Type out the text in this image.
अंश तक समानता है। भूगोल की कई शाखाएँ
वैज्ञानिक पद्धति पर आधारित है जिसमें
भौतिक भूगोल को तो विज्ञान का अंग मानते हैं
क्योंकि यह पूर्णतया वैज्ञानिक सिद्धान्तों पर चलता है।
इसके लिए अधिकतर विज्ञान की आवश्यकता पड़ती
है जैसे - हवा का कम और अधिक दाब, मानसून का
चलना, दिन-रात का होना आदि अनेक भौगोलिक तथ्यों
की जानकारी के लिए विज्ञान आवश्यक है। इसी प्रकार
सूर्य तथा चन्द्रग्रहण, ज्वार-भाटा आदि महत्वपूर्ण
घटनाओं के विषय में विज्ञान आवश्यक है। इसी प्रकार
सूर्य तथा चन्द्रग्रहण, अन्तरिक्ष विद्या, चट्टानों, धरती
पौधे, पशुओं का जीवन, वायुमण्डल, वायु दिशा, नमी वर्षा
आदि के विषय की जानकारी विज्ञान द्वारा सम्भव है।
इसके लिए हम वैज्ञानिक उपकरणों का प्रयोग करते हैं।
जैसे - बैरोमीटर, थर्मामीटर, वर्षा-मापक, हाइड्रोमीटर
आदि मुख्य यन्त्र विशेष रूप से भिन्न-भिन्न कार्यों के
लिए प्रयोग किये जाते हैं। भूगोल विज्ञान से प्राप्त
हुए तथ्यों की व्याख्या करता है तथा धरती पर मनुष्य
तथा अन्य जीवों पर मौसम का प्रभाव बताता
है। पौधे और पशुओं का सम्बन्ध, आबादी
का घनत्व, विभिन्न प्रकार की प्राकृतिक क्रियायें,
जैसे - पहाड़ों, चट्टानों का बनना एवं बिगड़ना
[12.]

########

### OBJECTIVE:
Reproduce the complete set of lines precisely as supplied.

### WORKED SOLUTION:
Type out the text in this image.
अंश तक समानता है। भूगोल की कई शाखाएँ
वैज्ञानिक पद्धति पर आधारित है जिसमें
भौतिक भूगोल को तो विज्ञान का अंग मानते हैं
क्योंकि यह पूर्णतया वैज्ञानिक सिद्धान्तों पर चलता है।
इसके लिए अधिकतर विज्ञान की आवश्यकता पड़ती
है जैसे - हवा का कम और अधिक दाब, मानसून का
चलना, दिन-रात का होना आदि अनेक भौगोलिक तथ्यों
की जानकारी के लिए विज्ञान आवश्यक है। इसी प्रकार
सूर्य तथा चन्द्रग्रहण, ज्वार-भाटा आदि महत्वपूर्ण
घटनाओं के विषय में विज्ञान आवश्यक है। इसी प्रकार
सूर्य तथा चन्द्रग्रहण, अन्तरिक्ष विद्या, चट्टानों, धरती
पौधे, पशुओं का जीवन, वायुमण्डल, वायु दिशा, नमी वर्षा
आदि के विषय की जानकारी विज्ञान द्वारा सम्भव है।
इसके लिए हम वैज्ञानिक उपकरणों का प्रयोग करते हैं।
जैसे - बैरोमीटर, थर्मामीटर, वर्षा-मापक, हाइड्रोमीटर
आदि मुख्य यन्त्र विशेष रूप से भिन्न-भिन्न कार्यों के
लिए प्रयोग किये जाते हैं। भूगोल विज्ञान से प्राप्त
हुए तथ्यों की व्याख्या करता है तथा धरती पर मनुष्य
तथा अन्य जीवों पर मौसम का प्रभाव बताता
है। पौधे और पशुओं का सम्बन्ध, आबादी
का घनत्व, विभिन्न प्रकार की प्राकृतिक क्रियायें,
जैसे - पहाड़ों, चट्टानों का बनना एवं बिगड़ना
[12.]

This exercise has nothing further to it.